▶ **GOAL OF THE EXERCISE**: Every line containing the word "passwordEnter" needs to be found and copied.

▶ **DATA SHOWN**:
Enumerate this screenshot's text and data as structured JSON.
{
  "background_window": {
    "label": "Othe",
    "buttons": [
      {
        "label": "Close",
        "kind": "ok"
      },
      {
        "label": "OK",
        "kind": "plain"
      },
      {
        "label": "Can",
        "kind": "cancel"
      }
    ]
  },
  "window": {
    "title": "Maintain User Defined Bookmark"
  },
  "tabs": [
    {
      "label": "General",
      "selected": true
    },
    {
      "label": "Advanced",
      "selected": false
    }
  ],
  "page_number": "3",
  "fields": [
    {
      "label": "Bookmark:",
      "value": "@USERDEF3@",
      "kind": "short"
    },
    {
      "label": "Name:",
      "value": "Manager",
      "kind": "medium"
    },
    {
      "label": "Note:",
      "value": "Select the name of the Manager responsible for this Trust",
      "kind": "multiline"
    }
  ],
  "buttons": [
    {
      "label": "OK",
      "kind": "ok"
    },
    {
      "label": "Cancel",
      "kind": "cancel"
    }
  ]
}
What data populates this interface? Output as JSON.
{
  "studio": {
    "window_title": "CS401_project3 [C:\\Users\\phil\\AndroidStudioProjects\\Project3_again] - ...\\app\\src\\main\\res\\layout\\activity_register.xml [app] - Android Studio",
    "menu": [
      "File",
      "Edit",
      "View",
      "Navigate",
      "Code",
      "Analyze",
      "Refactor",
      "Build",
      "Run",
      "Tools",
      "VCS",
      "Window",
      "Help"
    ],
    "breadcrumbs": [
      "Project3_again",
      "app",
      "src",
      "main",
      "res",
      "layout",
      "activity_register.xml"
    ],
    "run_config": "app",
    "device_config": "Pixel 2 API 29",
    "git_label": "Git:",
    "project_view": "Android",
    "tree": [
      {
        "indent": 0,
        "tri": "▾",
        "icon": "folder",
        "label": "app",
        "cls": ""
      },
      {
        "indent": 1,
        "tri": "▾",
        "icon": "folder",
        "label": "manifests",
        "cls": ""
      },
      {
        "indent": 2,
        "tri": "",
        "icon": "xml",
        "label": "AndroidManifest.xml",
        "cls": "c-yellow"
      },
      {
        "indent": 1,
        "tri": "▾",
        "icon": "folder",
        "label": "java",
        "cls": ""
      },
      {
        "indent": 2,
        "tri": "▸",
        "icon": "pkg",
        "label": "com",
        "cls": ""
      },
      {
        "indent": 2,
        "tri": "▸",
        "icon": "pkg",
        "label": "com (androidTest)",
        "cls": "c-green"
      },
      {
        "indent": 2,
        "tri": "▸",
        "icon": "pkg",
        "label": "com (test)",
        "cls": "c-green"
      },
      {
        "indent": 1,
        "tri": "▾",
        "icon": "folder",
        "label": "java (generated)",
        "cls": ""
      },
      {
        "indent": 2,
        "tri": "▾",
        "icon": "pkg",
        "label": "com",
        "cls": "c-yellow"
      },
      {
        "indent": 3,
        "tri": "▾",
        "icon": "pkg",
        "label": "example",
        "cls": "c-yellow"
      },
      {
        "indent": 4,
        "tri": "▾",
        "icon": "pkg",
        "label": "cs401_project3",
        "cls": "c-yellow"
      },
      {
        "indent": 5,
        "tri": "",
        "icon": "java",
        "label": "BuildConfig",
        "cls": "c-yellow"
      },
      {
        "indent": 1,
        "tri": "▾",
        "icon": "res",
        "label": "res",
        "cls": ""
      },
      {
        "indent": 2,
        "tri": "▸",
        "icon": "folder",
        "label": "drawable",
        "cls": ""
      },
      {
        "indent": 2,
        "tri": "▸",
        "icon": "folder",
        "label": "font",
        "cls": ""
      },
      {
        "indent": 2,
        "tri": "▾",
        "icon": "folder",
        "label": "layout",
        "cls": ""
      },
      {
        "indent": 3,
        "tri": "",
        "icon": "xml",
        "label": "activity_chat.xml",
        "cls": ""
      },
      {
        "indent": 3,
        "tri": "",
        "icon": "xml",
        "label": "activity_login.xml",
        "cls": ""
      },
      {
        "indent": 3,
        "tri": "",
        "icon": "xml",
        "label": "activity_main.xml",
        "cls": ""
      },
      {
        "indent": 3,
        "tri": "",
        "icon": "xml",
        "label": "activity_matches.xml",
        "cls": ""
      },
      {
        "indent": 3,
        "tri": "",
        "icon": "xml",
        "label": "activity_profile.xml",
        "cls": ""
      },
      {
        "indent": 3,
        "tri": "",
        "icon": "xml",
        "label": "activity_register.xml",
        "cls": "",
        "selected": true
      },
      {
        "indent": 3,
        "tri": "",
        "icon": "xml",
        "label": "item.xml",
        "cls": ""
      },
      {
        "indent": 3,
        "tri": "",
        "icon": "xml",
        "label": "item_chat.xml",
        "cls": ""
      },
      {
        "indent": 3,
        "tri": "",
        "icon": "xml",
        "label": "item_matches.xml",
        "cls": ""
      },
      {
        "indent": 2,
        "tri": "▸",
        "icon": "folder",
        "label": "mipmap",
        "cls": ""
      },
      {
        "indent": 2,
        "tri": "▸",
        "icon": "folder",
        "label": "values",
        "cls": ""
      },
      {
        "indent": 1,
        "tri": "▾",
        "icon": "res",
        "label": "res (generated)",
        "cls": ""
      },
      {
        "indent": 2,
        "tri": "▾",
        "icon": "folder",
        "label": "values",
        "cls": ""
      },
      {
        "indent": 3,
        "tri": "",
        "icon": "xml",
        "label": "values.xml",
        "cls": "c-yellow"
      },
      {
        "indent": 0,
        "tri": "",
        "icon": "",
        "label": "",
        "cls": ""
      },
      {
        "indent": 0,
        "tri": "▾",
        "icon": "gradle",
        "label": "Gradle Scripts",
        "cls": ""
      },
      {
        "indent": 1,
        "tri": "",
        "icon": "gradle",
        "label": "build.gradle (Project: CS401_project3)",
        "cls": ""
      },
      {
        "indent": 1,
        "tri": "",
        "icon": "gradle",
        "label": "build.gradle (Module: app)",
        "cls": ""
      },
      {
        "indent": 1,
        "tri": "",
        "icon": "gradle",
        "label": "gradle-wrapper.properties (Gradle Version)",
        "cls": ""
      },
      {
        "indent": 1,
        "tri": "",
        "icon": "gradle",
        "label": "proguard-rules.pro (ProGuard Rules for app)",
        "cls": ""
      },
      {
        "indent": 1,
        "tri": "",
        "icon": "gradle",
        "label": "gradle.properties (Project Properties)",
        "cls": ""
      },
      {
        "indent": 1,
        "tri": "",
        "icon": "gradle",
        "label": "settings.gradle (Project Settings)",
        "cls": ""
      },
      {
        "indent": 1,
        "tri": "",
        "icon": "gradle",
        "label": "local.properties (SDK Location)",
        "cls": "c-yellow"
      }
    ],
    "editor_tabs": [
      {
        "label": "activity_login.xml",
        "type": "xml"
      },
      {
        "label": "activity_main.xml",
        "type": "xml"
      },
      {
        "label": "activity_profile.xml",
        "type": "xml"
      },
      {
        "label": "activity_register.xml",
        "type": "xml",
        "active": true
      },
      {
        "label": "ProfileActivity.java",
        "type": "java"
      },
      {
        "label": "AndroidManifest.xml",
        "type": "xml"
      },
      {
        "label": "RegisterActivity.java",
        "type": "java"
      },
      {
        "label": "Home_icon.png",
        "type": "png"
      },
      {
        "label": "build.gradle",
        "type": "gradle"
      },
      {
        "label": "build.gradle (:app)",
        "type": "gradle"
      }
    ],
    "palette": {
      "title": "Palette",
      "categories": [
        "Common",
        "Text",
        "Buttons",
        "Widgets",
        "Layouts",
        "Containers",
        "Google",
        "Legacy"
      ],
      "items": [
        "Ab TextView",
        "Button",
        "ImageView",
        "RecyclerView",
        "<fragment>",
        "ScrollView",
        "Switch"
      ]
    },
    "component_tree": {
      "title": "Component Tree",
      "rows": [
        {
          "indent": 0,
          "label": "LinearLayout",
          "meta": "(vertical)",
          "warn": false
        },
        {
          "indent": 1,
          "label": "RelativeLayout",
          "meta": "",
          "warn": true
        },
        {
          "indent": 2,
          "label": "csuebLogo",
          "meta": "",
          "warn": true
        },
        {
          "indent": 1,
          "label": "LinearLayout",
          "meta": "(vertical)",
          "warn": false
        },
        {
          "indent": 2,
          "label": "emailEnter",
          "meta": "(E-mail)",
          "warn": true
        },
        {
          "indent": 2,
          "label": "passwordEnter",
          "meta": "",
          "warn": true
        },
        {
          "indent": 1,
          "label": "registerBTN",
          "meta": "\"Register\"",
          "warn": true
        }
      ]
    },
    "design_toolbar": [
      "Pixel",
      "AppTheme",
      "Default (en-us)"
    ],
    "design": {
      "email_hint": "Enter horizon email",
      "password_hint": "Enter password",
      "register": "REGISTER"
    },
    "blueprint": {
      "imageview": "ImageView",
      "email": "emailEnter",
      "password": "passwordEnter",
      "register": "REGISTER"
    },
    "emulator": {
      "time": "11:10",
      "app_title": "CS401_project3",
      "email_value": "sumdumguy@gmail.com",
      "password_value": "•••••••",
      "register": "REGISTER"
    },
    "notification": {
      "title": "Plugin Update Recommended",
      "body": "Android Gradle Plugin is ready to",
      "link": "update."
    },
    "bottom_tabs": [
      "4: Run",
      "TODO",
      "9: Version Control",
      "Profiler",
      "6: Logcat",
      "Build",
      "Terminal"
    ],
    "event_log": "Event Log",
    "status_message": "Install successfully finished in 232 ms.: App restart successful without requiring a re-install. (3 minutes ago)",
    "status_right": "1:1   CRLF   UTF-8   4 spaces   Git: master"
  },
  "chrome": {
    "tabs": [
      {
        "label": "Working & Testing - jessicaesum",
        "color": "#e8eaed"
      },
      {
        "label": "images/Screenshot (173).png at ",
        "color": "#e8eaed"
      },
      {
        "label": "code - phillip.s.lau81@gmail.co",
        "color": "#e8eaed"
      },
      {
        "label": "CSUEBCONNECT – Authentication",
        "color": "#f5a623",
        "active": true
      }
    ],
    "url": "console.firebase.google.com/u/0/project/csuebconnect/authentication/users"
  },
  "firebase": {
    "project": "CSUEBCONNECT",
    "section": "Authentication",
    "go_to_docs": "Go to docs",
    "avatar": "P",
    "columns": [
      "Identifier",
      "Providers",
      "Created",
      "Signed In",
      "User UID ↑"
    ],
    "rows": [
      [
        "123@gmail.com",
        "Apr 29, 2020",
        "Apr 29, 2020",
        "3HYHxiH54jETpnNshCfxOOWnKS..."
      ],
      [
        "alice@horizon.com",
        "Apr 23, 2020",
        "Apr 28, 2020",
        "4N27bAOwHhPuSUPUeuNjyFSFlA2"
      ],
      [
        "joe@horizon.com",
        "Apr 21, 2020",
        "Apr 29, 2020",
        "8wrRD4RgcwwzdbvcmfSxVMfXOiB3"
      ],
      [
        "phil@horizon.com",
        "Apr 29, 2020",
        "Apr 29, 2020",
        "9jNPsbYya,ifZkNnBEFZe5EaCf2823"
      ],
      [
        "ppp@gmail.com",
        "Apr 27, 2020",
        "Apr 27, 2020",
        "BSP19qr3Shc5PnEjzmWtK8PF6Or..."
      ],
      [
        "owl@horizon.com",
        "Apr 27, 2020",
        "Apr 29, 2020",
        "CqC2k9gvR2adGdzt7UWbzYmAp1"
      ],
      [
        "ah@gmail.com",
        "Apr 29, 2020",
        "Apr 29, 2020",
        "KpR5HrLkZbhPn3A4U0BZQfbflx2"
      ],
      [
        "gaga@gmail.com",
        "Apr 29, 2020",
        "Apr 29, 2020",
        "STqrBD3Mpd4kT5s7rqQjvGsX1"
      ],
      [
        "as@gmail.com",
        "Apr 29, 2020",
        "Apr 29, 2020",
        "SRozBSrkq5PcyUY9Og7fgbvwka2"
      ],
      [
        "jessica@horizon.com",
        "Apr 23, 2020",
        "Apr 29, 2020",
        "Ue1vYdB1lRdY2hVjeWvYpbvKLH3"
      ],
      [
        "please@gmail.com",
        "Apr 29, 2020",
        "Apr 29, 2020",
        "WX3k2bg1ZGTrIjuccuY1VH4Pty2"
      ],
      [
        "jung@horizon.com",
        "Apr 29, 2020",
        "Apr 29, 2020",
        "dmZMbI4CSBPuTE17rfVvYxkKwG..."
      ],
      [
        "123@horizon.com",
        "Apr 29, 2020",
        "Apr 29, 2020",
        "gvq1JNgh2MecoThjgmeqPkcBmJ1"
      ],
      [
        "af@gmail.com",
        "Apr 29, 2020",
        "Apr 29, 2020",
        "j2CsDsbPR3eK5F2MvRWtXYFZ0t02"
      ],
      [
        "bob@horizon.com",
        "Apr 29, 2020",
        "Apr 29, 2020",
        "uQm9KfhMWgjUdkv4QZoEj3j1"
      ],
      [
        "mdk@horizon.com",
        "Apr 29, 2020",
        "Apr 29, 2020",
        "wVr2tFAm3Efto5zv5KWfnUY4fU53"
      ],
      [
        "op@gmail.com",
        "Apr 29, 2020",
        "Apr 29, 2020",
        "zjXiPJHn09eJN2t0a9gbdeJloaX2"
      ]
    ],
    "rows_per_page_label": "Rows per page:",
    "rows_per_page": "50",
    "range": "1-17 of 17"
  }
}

==

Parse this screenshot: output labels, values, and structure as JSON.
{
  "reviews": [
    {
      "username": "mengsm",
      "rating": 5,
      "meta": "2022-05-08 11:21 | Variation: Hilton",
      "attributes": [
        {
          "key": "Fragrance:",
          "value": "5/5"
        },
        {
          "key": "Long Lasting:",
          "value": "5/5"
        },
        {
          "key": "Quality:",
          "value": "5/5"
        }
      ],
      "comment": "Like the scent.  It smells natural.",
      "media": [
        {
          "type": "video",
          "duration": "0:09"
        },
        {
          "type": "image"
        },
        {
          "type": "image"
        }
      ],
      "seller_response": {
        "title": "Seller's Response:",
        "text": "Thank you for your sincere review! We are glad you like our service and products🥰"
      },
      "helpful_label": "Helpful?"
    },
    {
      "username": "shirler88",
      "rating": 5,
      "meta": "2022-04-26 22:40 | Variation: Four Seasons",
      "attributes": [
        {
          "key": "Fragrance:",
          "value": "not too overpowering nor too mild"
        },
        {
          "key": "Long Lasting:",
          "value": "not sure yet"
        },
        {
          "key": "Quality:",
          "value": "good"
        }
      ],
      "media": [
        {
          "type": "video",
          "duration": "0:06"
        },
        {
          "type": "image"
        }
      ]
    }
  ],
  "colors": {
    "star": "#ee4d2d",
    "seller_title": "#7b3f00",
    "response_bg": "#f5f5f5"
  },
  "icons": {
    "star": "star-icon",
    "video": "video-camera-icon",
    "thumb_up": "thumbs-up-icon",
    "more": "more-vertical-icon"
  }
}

▶ **SOLUTION TO THIS PROBLEM**:
          "label": "passwordEnter",
      "password": "passwordEnter",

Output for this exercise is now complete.